### Given request
Below are some records; give them all again exactly, but not the pictures.

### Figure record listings
——————

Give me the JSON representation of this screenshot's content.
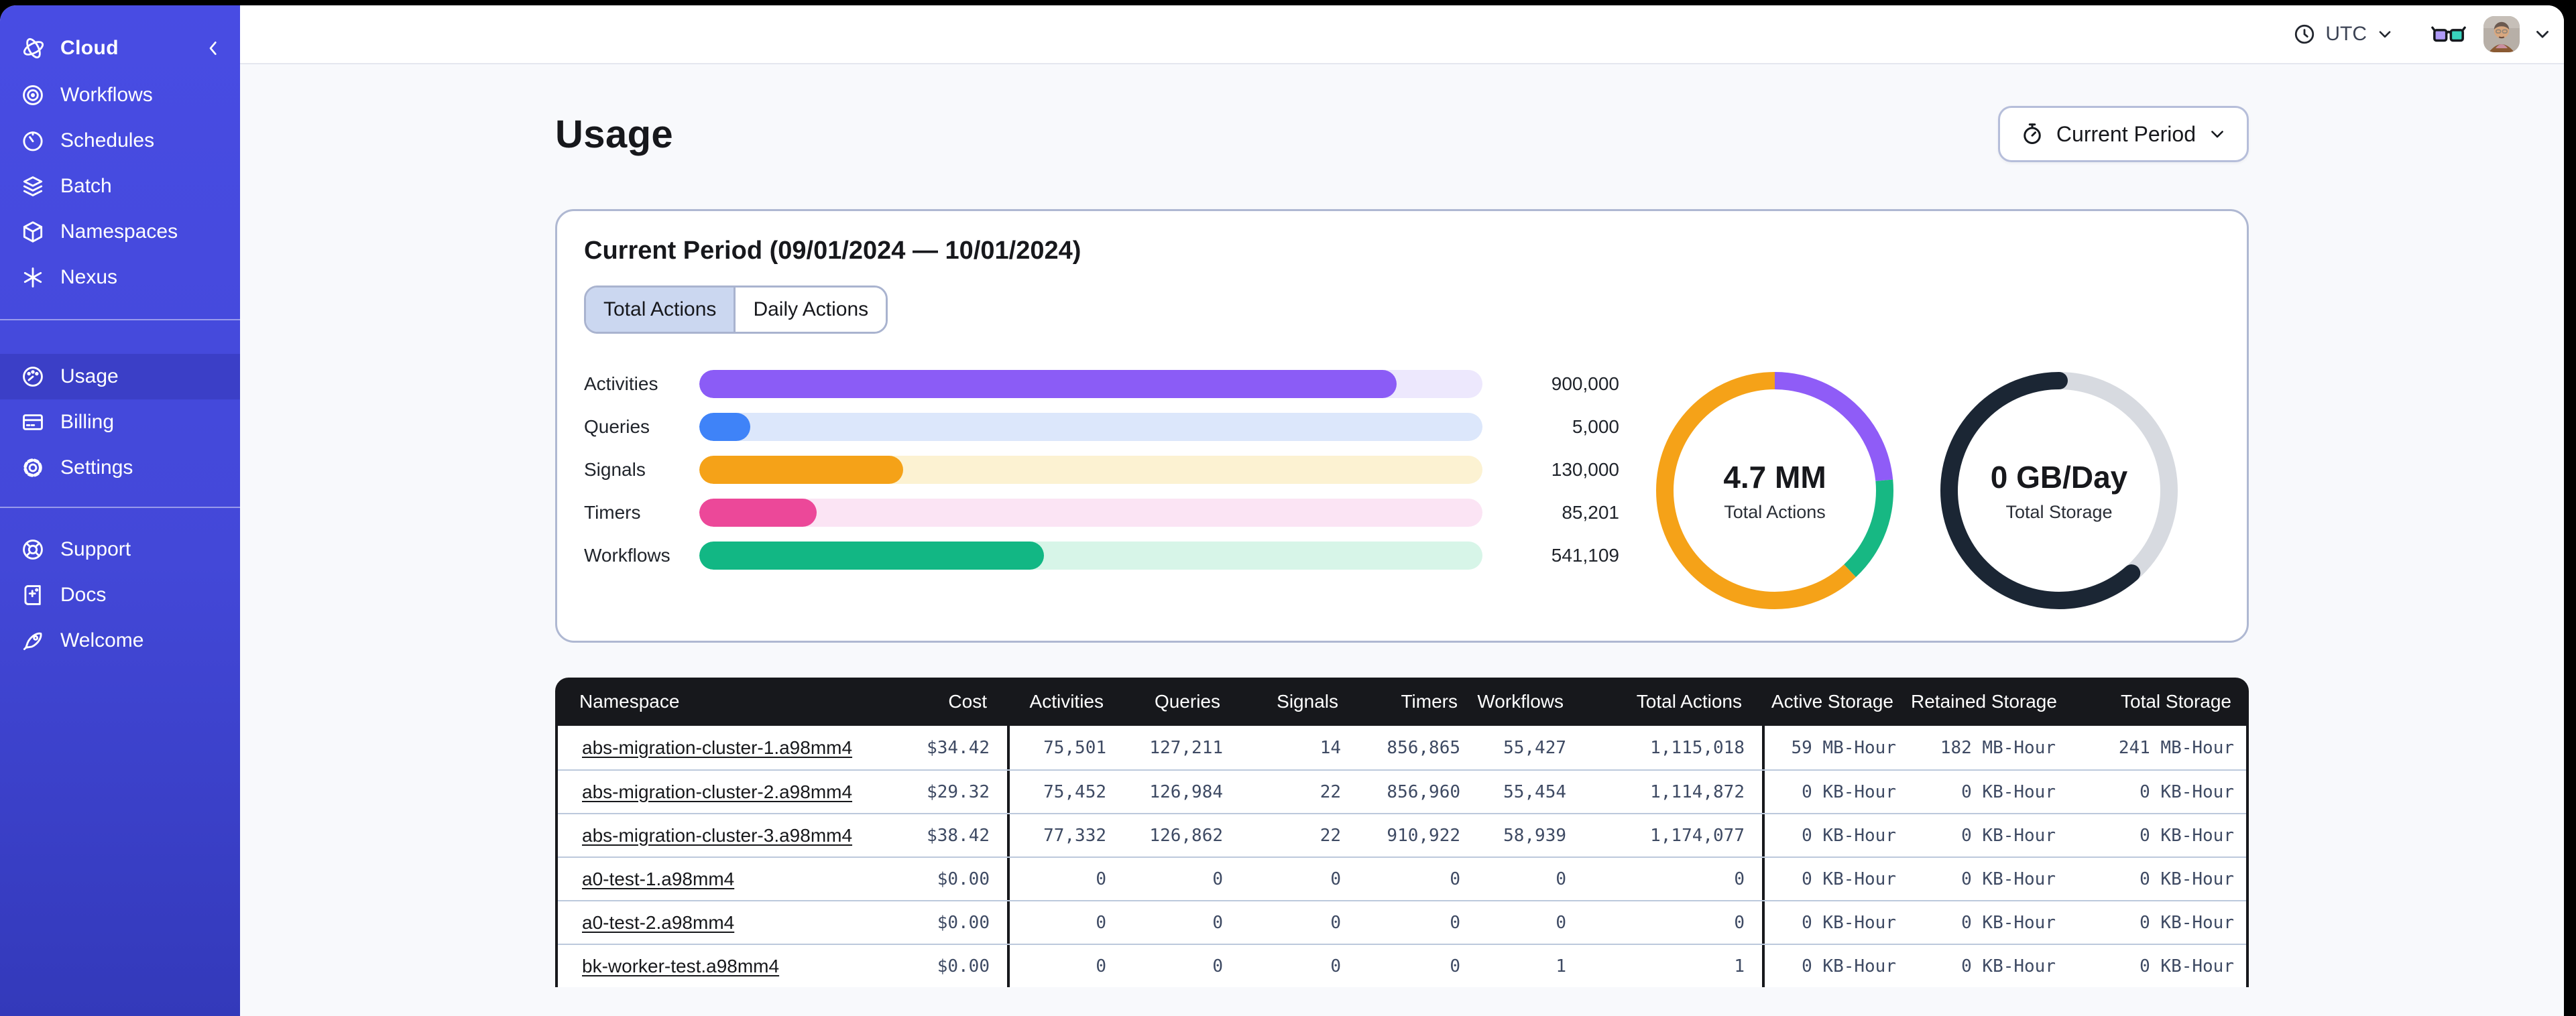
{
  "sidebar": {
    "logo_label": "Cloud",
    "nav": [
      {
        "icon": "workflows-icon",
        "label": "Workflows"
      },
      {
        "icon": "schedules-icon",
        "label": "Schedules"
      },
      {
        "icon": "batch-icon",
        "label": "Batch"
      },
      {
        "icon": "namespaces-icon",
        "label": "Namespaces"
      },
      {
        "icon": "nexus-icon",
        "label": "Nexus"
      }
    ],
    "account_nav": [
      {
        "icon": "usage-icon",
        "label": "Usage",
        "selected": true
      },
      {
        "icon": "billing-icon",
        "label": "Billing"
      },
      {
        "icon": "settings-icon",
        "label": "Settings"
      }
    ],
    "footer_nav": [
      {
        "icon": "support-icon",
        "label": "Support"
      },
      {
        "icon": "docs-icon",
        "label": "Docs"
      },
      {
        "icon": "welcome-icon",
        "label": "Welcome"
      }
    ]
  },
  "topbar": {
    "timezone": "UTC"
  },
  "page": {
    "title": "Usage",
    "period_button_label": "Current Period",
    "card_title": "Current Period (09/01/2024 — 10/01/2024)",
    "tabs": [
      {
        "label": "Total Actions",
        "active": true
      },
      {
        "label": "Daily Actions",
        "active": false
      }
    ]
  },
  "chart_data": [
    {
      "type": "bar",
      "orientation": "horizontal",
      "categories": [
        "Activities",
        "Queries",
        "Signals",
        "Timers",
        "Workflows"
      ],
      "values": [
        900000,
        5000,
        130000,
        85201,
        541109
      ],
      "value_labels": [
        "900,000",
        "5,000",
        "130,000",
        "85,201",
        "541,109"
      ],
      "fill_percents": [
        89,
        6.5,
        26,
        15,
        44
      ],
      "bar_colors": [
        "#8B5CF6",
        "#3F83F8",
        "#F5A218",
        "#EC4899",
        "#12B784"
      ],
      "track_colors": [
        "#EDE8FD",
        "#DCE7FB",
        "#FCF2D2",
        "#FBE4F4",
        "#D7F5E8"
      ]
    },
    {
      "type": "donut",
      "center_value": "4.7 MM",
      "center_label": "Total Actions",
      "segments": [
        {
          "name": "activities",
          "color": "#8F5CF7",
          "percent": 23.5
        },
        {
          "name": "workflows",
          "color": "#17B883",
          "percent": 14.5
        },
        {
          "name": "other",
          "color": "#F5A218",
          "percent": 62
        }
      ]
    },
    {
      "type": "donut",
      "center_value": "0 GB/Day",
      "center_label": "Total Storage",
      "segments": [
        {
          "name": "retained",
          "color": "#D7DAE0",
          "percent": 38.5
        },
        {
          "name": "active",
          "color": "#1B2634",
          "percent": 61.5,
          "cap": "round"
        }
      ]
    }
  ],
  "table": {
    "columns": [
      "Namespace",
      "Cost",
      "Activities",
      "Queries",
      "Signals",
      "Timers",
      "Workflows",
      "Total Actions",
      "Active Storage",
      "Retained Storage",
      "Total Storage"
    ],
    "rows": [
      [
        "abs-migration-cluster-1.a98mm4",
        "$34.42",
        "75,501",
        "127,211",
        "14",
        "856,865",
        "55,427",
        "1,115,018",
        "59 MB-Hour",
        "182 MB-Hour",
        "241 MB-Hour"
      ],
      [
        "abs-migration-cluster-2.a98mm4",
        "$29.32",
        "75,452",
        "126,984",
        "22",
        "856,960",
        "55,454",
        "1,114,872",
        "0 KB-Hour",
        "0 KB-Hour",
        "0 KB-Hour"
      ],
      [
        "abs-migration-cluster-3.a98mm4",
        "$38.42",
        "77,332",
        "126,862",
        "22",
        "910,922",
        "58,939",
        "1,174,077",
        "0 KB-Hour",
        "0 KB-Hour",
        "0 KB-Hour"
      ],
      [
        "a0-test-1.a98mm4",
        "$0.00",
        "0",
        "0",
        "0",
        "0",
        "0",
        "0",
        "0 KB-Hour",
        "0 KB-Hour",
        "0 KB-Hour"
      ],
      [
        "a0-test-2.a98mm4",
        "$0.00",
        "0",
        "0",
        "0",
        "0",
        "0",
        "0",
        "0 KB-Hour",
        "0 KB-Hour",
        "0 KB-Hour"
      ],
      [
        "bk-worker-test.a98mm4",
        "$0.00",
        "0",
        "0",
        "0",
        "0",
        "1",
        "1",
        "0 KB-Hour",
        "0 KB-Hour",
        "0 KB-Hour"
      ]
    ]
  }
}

——————

### Solution to the exercise
Give me the JSON representation of this screenshot's content.
{
  "sidebar": {
    "logo_label": "Cloud",
    "nav": [
      {
        "icon": "workflows-icon",
        "label": "Workflows"
      },
      {
        "icon": "schedules-icon",
        "label": "Schedules"
      },
      {
        "icon": "batch-icon",
        "label": "Batch"
      },
      {
        "icon": "namespaces-icon",
        "label": "Namespaces"
      },
      {
        "icon": "nexus-icon",
        "label": "Nexus"
      }
    ],
    "account_nav": [
      {
        "icon": "usage-icon",
        "label": "Usage",
        "selected": true
      },
      {
        "icon": "billing-icon",
        "label": "Billing"
      },
      {
        "icon": "settings-icon",
        "label": "Settings"
      }
    ],
    "footer_nav": [
      {
        "icon": "support-icon",
        "label": "Support"
      },
      {
        "icon": "docs-icon",
        "label": "Docs"
      },
      {
        "icon": "welcome-icon",
        "label": "Welcome"
      }
    ]
  },
  "topbar": {
    "timezone": "UTC"
  },
  "page": {
    "title": "Usage",
    "period_button_label": "Current Period",
    "card_title": "Current Period (09/01/2024 — 10/01/2024)",
    "tabs": [
      {
        "label": "Total Actions",
        "active": true
      },
      {
        "label": "Daily Actions",
        "active": false
      }
    ]
  },
  "chart_data": [
    {
      "type": "bar",
      "orientation": "horizontal",
      "categories": [
        "Activities",
        "Queries",
        "Signals",
        "Timers",
        "Workflows"
      ],
      "values": [
        900000,
        5000,
        130000,
        85201,
        541109
      ],
      "value_labels": [
        "900,000",
        "5,000",
        "130,000",
        "85,201",
        "541,109"
      ],
      "fill_percents": [
        89,
        6.5,
        26,
        15,
        44
      ],
      "bar_colors": [
        "#8B5CF6",
        "#3F83F8",
        "#F5A218",
        "#EC4899",
        "#12B784"
      ],
      "track_colors": [
        "#EDE8FD",
        "#DCE7FB",
        "#FCF2D2",
        "#FBE4F4",
        "#D7F5E8"
      ]
    },
    {
      "type": "donut",
      "center_value": "4.7 MM",
      "center_label": "Total Actions",
      "segments": [
        {
          "name": "activities",
          "color": "#8F5CF7",
          "percent": 23.5
        },
        {
          "name": "workflows",
          "color": "#17B883",
          "percent": 14.5
        },
        {
          "name": "other",
          "color": "#F5A218",
          "percent": 62
        }
      ]
    },
    {
      "type": "donut",
      "center_value": "0 GB/Day",
      "center_label": "Total Storage",
      "segments": [
        {
          "name": "retained",
          "color": "#D7DAE0",
          "percent": 38.5
        },
        {
          "name": "active",
          "color": "#1B2634",
          "percent": 61.5,
          "cap": "round"
        }
      ]
    }
  ],
  "table": {
    "columns": [
      "Namespace",
      "Cost",
      "Activities",
      "Queries",
      "Signals",
      "Timers",
      "Workflows",
      "Total Actions",
      "Active Storage",
      "Retained Storage",
      "Total Storage"
    ],
    "rows": [
      [
        "abs-migration-cluster-1.a98mm4",
        "$34.42",
        "75,501",
        "127,211",
        "14",
        "856,865",
        "55,427",
        "1,115,018",
        "59 MB-Hour",
        "182 MB-Hour",
        "241 MB-Hour"
      ],
      [
        "abs-migration-cluster-2.a98mm4",
        "$29.32",
        "75,452",
        "126,984",
        "22",
        "856,960",
        "55,454",
        "1,114,872",
        "0 KB-Hour",
        "0 KB-Hour",
        "0 KB-Hour"
      ],
      [
        "abs-migration-cluster-3.a98mm4",
        "$38.42",
        "77,332",
        "126,862",
        "22",
        "910,922",
        "58,939",
        "1,174,077",
        "0 KB-Hour",
        "0 KB-Hour",
        "0 KB-Hour"
      ],
      [
        "a0-test-1.a98mm4",
        "$0.00",
        "0",
        "0",
        "0",
        "0",
        "0",
        "0",
        "0 KB-Hour",
        "0 KB-Hour",
        "0 KB-Hour"
      ],
      [
        "a0-test-2.a98mm4",
        "$0.00",
        "0",
        "0",
        "0",
        "0",
        "0",
        "0",
        "0 KB-Hour",
        "0 KB-Hour",
        "0 KB-Hour"
      ],
      [
        "bk-worker-test.a98mm4",
        "$0.00",
        "0",
        "0",
        "0",
        "0",
        "1",
        "1",
        "0 KB-Hour",
        "0 KB-Hour",
        "0 KB-Hour"
      ]
    ]
  }
}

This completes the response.